Search the data for the word "Revenus" and copy every line that contains it.

[Records from a data source]
▶
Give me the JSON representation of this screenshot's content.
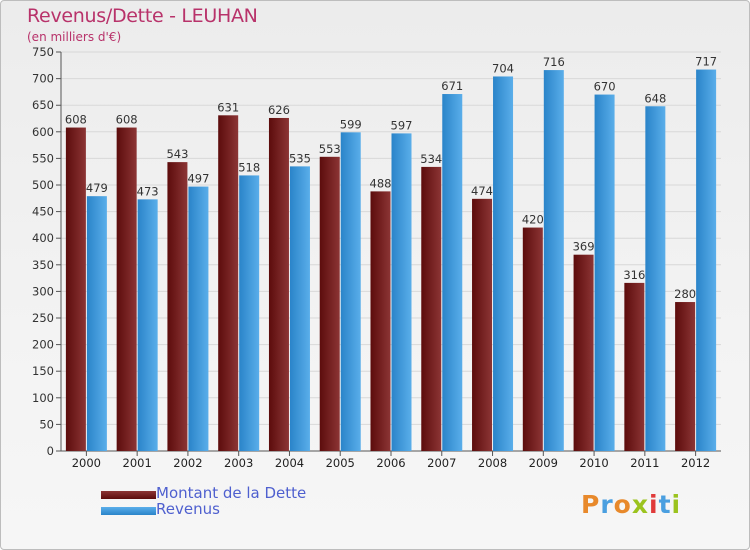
{
  "header": {
    "title": "Revenus/Dette - LEUHAN",
    "unit": "(en milliers d'€)"
  },
  "legend": {
    "items": [
      {
        "label": "Montant de la Dette",
        "color": "#5c0c0c"
      },
      {
        "label": "Revenus",
        "color": "#4a9fe0"
      }
    ]
  },
  "logo": {
    "text": "Proxiti",
    "colors": [
      "#e8892b",
      "#4a9fe0",
      "#e8892b",
      "#9bc31e",
      "#e03a3a",
      "#4a9fe0",
      "#9bc31e"
    ]
  },
  "colors": {
    "debt_dark": "#5c0c0c",
    "debt_light": "#8c3535",
    "rev_dark": "#2a84c9",
    "rev_light": "#5aaeea",
    "accent": "#b8326a"
  },
  "chart_data": {
    "type": "bar",
    "title": "Revenus/Dette - LEUHAN",
    "ylabel": "(en milliers d'€)",
    "ylim": [
      0,
      750
    ],
    "ytick_step": 50,
    "grid": true,
    "categories": [
      "2000",
      "2001",
      "2002",
      "2003",
      "2004",
      "2005",
      "2006",
      "2007",
      "2008",
      "2009",
      "2010",
      "2011",
      "2012"
    ],
    "series": [
      {
        "name": "Montant de la Dette",
        "values": [
          608,
          608,
          543,
          631,
          626,
          553,
          488,
          534,
          474,
          420,
          369,
          316,
          280
        ]
      },
      {
        "name": "Revenus",
        "values": [
          479,
          473,
          497,
          518,
          535,
          599,
          597,
          671,
          704,
          716,
          670,
          648,
          717
        ]
      }
    ]
  }
}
◀
* THE COMPLETED TASK
    "title": "Revenus/Dette - LEUHAN",
        "label": "Revenus",
    "title": "Revenus/Dette - LEUHAN",
        "name": "Revenus",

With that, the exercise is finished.